What the exercise asks:
Pull every line with "samples" from the entries below.
Listed records START
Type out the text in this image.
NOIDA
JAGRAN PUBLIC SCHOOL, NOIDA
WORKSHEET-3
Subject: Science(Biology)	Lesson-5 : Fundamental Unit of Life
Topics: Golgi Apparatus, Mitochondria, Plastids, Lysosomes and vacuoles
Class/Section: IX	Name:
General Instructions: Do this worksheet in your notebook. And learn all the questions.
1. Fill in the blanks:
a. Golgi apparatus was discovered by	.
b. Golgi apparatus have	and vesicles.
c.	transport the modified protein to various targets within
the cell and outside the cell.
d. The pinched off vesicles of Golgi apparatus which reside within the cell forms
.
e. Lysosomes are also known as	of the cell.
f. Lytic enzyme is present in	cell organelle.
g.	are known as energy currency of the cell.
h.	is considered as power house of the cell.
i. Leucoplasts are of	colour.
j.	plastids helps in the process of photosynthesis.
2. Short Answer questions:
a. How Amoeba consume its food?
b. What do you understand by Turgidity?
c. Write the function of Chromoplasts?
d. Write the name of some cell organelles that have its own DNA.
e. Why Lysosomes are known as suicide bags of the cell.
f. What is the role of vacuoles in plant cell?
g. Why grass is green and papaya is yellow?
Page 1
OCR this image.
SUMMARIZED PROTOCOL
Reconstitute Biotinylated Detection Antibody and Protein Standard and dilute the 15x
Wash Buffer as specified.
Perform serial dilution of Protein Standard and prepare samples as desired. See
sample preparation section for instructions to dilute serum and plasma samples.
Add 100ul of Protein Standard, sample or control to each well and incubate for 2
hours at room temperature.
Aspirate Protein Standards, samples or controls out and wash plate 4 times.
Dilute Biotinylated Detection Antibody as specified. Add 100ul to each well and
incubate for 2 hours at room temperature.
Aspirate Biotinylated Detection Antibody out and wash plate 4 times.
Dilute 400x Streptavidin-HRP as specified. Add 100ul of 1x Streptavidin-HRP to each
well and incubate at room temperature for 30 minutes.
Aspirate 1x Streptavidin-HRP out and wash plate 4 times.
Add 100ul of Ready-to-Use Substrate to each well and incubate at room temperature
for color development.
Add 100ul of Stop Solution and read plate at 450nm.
Listed records END
Completed exercise:
Perform serial dilution of Protein Standard and prepare samples as desired. See
sample preparation section for instructions to dilute serum and plasma samples.
Aspirate Protein Standards, samples or controls out and wash plate 4 times.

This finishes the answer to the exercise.